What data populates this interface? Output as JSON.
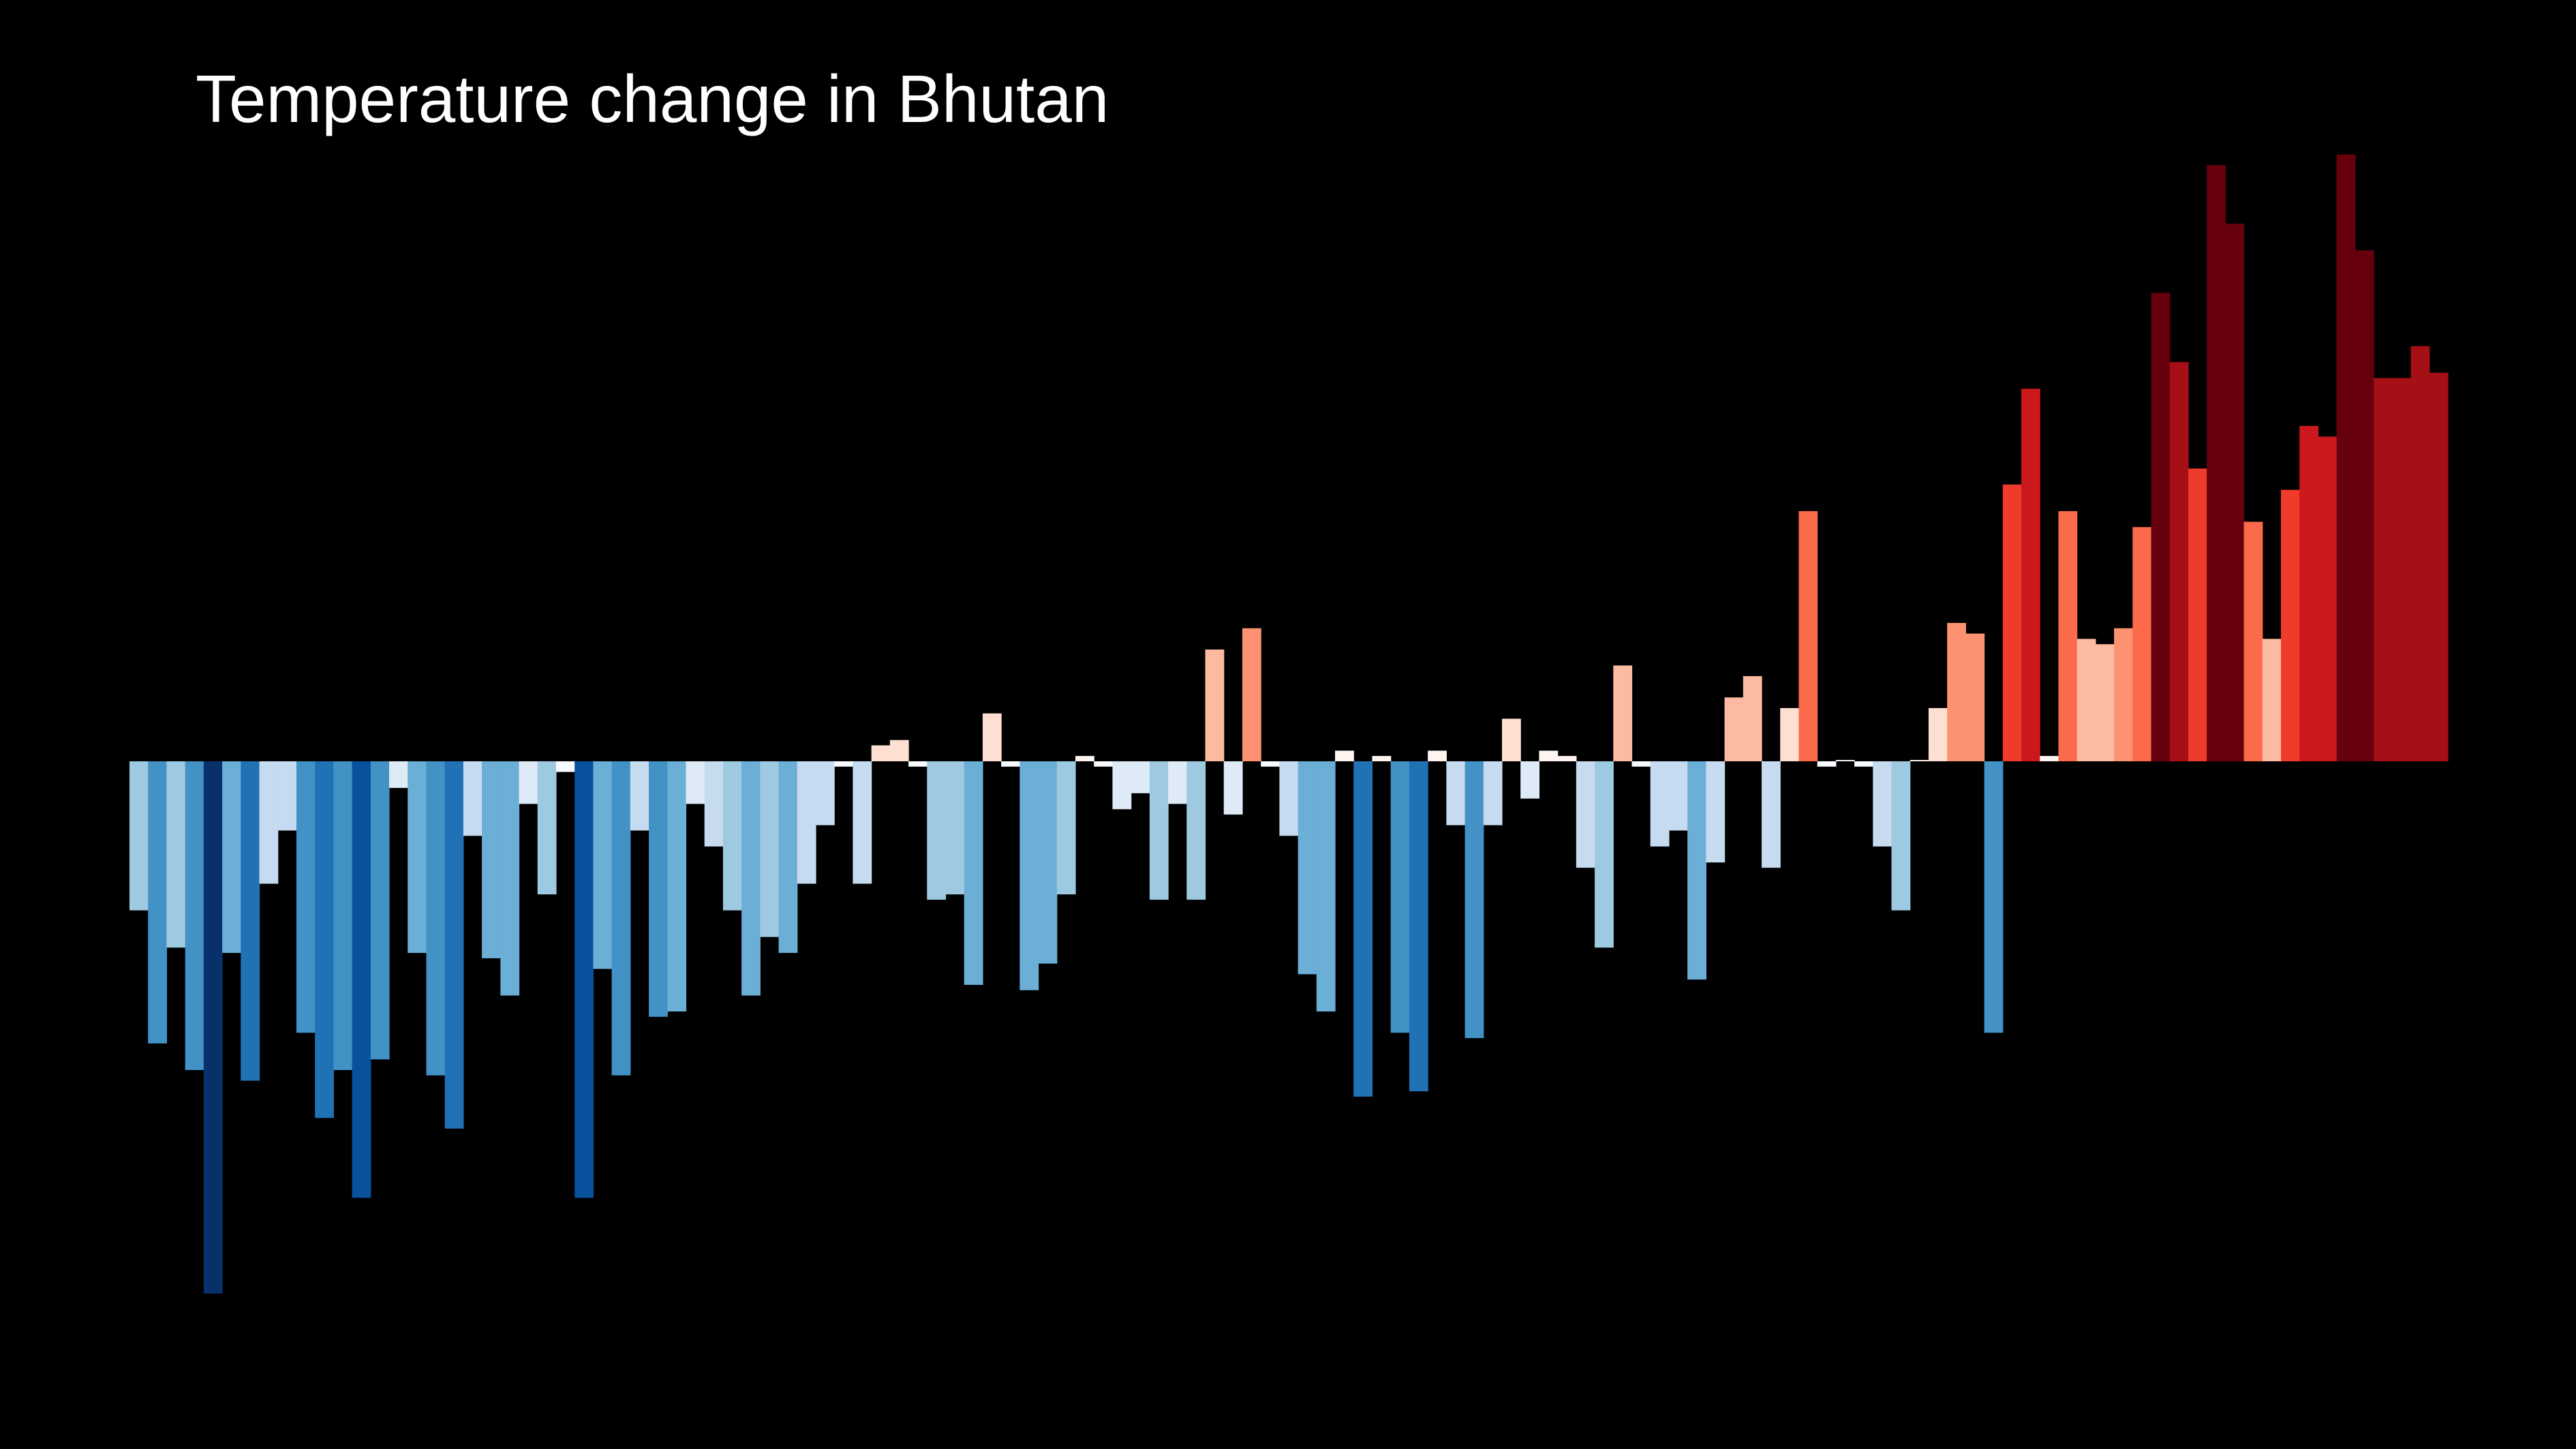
{
  "chart_data": {
    "type": "bar",
    "title": "Temperature change in Bhutan",
    "xlabel": "",
    "ylabel": "",
    "grid": false,
    "legend": "none",
    "colors": {
      "background": "#000000",
      "title": "#ffffff",
      "negative_scale": [
        "#f7fbff",
        "#deebf7",
        "#c6dbef",
        "#9ecae1",
        "#6baed6",
        "#4292c6",
        "#2171b5",
        "#08519c",
        "#08306b"
      ],
      "positive_scale": [
        "#fff5f0",
        "#fee0d2",
        "#fcbba1",
        "#fc9272",
        "#fb6a4a",
        "#ef3b2c",
        "#cb181d",
        "#a50f15",
        "#67000d"
      ]
    },
    "ylim": [
      -1.0,
      1.1
    ],
    "values": [
      -0.28,
      -0.53,
      -0.35,
      -0.58,
      -1.0,
      -0.36,
      -0.6,
      -0.23,
      -0.13,
      -0.51,
      -0.67,
      -0.58,
      -0.82,
      -0.56,
      -0.05,
      -0.36,
      -0.59,
      -0.69,
      -0.14,
      -0.37,
      -0.44,
      -0.08,
      -0.25,
      -0.02,
      -0.82,
      -0.39,
      -0.59,
      -0.13,
      -0.48,
      -0.47,
      -0.08,
      -0.16,
      -0.28,
      -0.44,
      -0.33,
      -0.36,
      -0.23,
      -0.12,
      -0.01,
      -0.23,
      0.03,
      0.04,
      -0.01,
      -0.26,
      -0.25,
      -0.42,
      0.09,
      -0.01,
      -0.43,
      -0.38,
      -0.25,
      0.01,
      -0.01,
      -0.09,
      -0.06,
      -0.26,
      -0.08,
      -0.26,
      0.21,
      -0.1,
      0.25,
      -0.01,
      -0.14,
      -0.4,
      -0.47,
      0.02,
      -0.63,
      0.01,
      -0.51,
      -0.62,
      0.02,
      -0.12,
      -0.52,
      -0.12,
      0.08,
      -0.07,
      0.02,
      0.01,
      -0.2,
      -0.35,
      0.18,
      -0.01,
      -0.16,
      -0.13,
      -0.41,
      -0.19,
      0.12,
      0.16,
      -0.2,
      0.1,
      0.47,
      -0.01,
      0.0,
      -0.01,
      -0.16,
      -0.28,
      0.0,
      0.1,
      0.26,
      0.24,
      -0.51,
      0.52,
      0.7,
      0.01,
      0.47,
      0.23,
      0.22,
      0.25,
      0.44,
      0.88,
      0.75,
      0.55,
      1.12,
      1.01,
      0.45,
      0.23,
      0.51,
      0.63,
      0.61,
      1.14,
      0.96,
      0.72,
      0.72,
      0.78,
      0.73
    ]
  }
}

+ + + + +

Repeat the lines above exactly, and keep every picture out.

What data populates this interface? Output as JSON.
{
  "chart_data": {
    "type": "bar",
    "title": "Temperature change in Bhutan",
    "xlabel": "",
    "ylabel": "",
    "grid": false,
    "legend": "none",
    "colors": {
      "background": "#000000",
      "title": "#ffffff",
      "negative_scale": [
        "#f7fbff",
        "#deebf7",
        "#c6dbef",
        "#9ecae1",
        "#6baed6",
        "#4292c6",
        "#2171b5",
        "#08519c",
        "#08306b"
      ],
      "positive_scale": [
        "#fff5f0",
        "#fee0d2",
        "#fcbba1",
        "#fc9272",
        "#fb6a4a",
        "#ef3b2c",
        "#cb181d",
        "#a50f15",
        "#67000d"
      ]
    },
    "ylim": [
      -1.0,
      1.1
    ],
    "values": [
      -0.28,
      -0.53,
      -0.35,
      -0.58,
      -1.0,
      -0.36,
      -0.6,
      -0.23,
      -0.13,
      -0.51,
      -0.67,
      -0.58,
      -0.82,
      -0.56,
      -0.05,
      -0.36,
      -0.59,
      -0.69,
      -0.14,
      -0.37,
      -0.44,
      -0.08,
      -0.25,
      -0.02,
      -0.82,
      -0.39,
      -0.59,
      -0.13,
      -0.48,
      -0.47,
      -0.08,
      -0.16,
      -0.28,
      -0.44,
      -0.33,
      -0.36,
      -0.23,
      -0.12,
      -0.01,
      -0.23,
      0.03,
      0.04,
      -0.01,
      -0.26,
      -0.25,
      -0.42,
      0.09,
      -0.01,
      -0.43,
      -0.38,
      -0.25,
      0.01,
      -0.01,
      -0.09,
      -0.06,
      -0.26,
      -0.08,
      -0.26,
      0.21,
      -0.1,
      0.25,
      -0.01,
      -0.14,
      -0.4,
      -0.47,
      0.02,
      -0.63,
      0.01,
      -0.51,
      -0.62,
      0.02,
      -0.12,
      -0.52,
      -0.12,
      0.08,
      -0.07,
      0.02,
      0.01,
      -0.2,
      -0.35,
      0.18,
      -0.01,
      -0.16,
      -0.13,
      -0.41,
      -0.19,
      0.12,
      0.16,
      -0.2,
      0.1,
      0.47,
      -0.01,
      0.0,
      -0.01,
      -0.16,
      -0.28,
      0.0,
      0.1,
      0.26,
      0.24,
      -0.51,
      0.52,
      0.7,
      0.01,
      0.47,
      0.23,
      0.22,
      0.25,
      0.44,
      0.88,
      0.75,
      0.55,
      1.12,
      1.01,
      0.45,
      0.23,
      0.51,
      0.63,
      0.61,
      1.14,
      0.96,
      0.72,
      0.72,
      0.78,
      0.73
    ]
  }
}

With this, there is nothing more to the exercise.